[Data listing]
|---|
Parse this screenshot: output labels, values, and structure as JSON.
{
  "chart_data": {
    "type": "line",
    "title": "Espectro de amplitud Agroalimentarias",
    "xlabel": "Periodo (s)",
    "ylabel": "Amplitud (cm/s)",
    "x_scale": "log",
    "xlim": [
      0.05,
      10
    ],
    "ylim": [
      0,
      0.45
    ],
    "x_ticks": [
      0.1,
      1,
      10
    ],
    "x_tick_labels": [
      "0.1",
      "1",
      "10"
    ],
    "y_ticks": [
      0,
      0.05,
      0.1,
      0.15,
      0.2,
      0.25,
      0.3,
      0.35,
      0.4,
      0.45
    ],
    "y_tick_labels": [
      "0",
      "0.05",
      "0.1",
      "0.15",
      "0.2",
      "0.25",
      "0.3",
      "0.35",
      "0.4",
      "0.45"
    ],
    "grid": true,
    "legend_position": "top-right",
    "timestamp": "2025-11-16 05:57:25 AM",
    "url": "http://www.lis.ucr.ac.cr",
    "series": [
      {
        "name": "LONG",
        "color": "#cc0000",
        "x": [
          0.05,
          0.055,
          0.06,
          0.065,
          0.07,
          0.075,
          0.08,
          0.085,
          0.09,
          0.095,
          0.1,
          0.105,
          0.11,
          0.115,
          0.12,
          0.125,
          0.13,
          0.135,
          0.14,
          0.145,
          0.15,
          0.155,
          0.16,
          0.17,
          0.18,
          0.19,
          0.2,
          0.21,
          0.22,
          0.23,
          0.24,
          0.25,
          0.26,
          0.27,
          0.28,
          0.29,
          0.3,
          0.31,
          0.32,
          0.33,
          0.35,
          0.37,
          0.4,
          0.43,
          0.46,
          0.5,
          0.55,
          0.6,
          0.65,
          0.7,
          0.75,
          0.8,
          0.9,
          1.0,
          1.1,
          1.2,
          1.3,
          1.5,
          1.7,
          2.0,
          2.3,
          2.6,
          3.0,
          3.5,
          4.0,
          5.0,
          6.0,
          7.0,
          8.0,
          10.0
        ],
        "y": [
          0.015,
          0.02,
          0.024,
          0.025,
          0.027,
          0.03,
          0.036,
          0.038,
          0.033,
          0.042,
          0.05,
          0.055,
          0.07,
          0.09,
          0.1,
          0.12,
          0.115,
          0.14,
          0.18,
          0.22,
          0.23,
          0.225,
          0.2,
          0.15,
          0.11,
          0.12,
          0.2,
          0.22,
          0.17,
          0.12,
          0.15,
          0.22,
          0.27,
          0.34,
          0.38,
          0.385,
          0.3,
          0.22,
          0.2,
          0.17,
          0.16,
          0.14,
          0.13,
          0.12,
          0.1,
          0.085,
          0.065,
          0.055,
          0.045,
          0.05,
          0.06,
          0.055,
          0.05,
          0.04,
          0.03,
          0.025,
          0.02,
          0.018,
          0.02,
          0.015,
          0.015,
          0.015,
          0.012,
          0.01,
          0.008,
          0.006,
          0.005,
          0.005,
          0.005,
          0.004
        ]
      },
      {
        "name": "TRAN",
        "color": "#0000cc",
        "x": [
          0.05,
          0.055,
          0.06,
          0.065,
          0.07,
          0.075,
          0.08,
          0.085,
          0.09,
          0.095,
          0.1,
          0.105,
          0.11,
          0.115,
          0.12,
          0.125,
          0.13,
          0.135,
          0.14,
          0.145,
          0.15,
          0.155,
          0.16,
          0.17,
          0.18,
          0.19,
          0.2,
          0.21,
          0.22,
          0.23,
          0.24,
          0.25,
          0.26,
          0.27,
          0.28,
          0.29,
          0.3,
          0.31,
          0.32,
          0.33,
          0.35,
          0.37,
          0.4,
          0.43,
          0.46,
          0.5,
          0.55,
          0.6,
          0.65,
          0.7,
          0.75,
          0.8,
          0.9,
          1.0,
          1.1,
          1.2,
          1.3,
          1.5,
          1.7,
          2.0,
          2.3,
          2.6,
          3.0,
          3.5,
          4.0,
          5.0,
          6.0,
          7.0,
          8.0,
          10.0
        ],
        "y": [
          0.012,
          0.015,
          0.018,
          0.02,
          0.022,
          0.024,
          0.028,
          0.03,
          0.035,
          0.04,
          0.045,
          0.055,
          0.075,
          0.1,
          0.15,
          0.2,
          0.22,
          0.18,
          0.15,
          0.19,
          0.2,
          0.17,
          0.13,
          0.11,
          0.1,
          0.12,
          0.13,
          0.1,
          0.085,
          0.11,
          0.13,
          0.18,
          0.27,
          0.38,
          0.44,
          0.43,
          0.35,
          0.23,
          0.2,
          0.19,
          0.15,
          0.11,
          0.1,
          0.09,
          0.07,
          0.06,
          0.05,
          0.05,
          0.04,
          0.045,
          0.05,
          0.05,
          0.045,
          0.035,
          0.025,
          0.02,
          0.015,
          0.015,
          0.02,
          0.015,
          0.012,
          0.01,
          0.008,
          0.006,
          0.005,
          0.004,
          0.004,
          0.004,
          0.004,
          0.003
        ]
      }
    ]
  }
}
|---|
To do: All of the entries need to be reproduced exactly; please write them out.

Full answer:
Parse this screenshot: output labels, values, and structure as JSON.
{
  "chart_data": {
    "type": "line",
    "title": "Espectro de amplitud Agroalimentarias",
    "xlabel": "Periodo (s)",
    "ylabel": "Amplitud (cm/s)",
    "x_scale": "log",
    "xlim": [
      0.05,
      10
    ],
    "ylim": [
      0,
      0.45
    ],
    "x_ticks": [
      0.1,
      1,
      10
    ],
    "x_tick_labels": [
      "0.1",
      "1",
      "10"
    ],
    "y_ticks": [
      0,
      0.05,
      0.1,
      0.15,
      0.2,
      0.25,
      0.3,
      0.35,
      0.4,
      0.45
    ],
    "y_tick_labels": [
      "0",
      "0.05",
      "0.1",
      "0.15",
      "0.2",
      "0.25",
      "0.3",
      "0.35",
      "0.4",
      "0.45"
    ],
    "grid": true,
    "legend_position": "top-right",
    "timestamp": "2025-11-16 05:57:25 AM",
    "url": "http://www.lis.ucr.ac.cr",
    "series": [
      {
        "name": "LONG",
        "color": "#cc0000",
        "x": [
          0.05,
          0.055,
          0.06,
          0.065,
          0.07,
          0.075,
          0.08,
          0.085,
          0.09,
          0.095,
          0.1,
          0.105,
          0.11,
          0.115,
          0.12,
          0.125,
          0.13,
          0.135,
          0.14,
          0.145,
          0.15,
          0.155,
          0.16,
          0.17,
          0.18,
          0.19,
          0.2,
          0.21,
          0.22,
          0.23,
          0.24,
          0.25,
          0.26,
          0.27,
          0.28,
          0.29,
          0.3,
          0.31,
          0.32,
          0.33,
          0.35,
          0.37,
          0.4,
          0.43,
          0.46,
          0.5,
          0.55,
          0.6,
          0.65,
          0.7,
          0.75,
          0.8,
          0.9,
          1.0,
          1.1,
          1.2,
          1.3,
          1.5,
          1.7,
          2.0,
          2.3,
          2.6,
          3.0,
          3.5,
          4.0,
          5.0,
          6.0,
          7.0,
          8.0,
          10.0
        ],
        "y": [
          0.015,
          0.02,
          0.024,
          0.025,
          0.027,
          0.03,
          0.036,
          0.038,
          0.033,
          0.042,
          0.05,
          0.055,
          0.07,
          0.09,
          0.1,
          0.12,
          0.115,
          0.14,
          0.18,
          0.22,
          0.23,
          0.225,
          0.2,
          0.15,
          0.11,
          0.12,
          0.2,
          0.22,
          0.17,
          0.12,
          0.15,
          0.22,
          0.27,
          0.34,
          0.38,
          0.385,
          0.3,
          0.22,
          0.2,
          0.17,
          0.16,
          0.14,
          0.13,
          0.12,
          0.1,
          0.085,
          0.065,
          0.055,
          0.045,
          0.05,
          0.06,
          0.055,
          0.05,
          0.04,
          0.03,
          0.025,
          0.02,
          0.018,
          0.02,
          0.015,
          0.015,
          0.015,
          0.012,
          0.01,
          0.008,
          0.006,
          0.005,
          0.005,
          0.005,
          0.004
        ]
      },
      {
        "name": "TRAN",
        "color": "#0000cc",
        "x": [
          0.05,
          0.055,
          0.06,
          0.065,
          0.07,
          0.075,
          0.08,
          0.085,
          0.09,
          0.095,
          0.1,
          0.105,
          0.11,
          0.115,
          0.12,
          0.125,
          0.13,
          0.135,
          0.14,
          0.145,
          0.15,
          0.155,
          0.16,
          0.17,
          0.18,
          0.19,
          0.2,
          0.21,
          0.22,
          0.23,
          0.24,
          0.25,
          0.26,
          0.27,
          0.28,
          0.29,
          0.3,
          0.31,
          0.32,
          0.33,
          0.35,
          0.37,
          0.4,
          0.43,
          0.46,
          0.5,
          0.55,
          0.6,
          0.65,
          0.7,
          0.75,
          0.8,
          0.9,
          1.0,
          1.1,
          1.2,
          1.3,
          1.5,
          1.7,
          2.0,
          2.3,
          2.6,
          3.0,
          3.5,
          4.0,
          5.0,
          6.0,
          7.0,
          8.0,
          10.0
        ],
        "y": [
          0.012,
          0.015,
          0.018,
          0.02,
          0.022,
          0.024,
          0.028,
          0.03,
          0.035,
          0.04,
          0.045,
          0.055,
          0.075,
          0.1,
          0.15,
          0.2,
          0.22,
          0.18,
          0.15,
          0.19,
          0.2,
          0.17,
          0.13,
          0.11,
          0.1,
          0.12,
          0.13,
          0.1,
          0.085,
          0.11,
          0.13,
          0.18,
          0.27,
          0.38,
          0.44,
          0.43,
          0.35,
          0.23,
          0.2,
          0.19,
          0.15,
          0.11,
          0.1,
          0.09,
          0.07,
          0.06,
          0.05,
          0.05,
          0.04,
          0.045,
          0.05,
          0.05,
          0.045,
          0.035,
          0.025,
          0.02,
          0.015,
          0.015,
          0.02,
          0.015,
          0.012,
          0.01,
          0.008,
          0.006,
          0.005,
          0.004,
          0.004,
          0.004,
          0.004,
          0.003
        ]
      }
    ]
  }
}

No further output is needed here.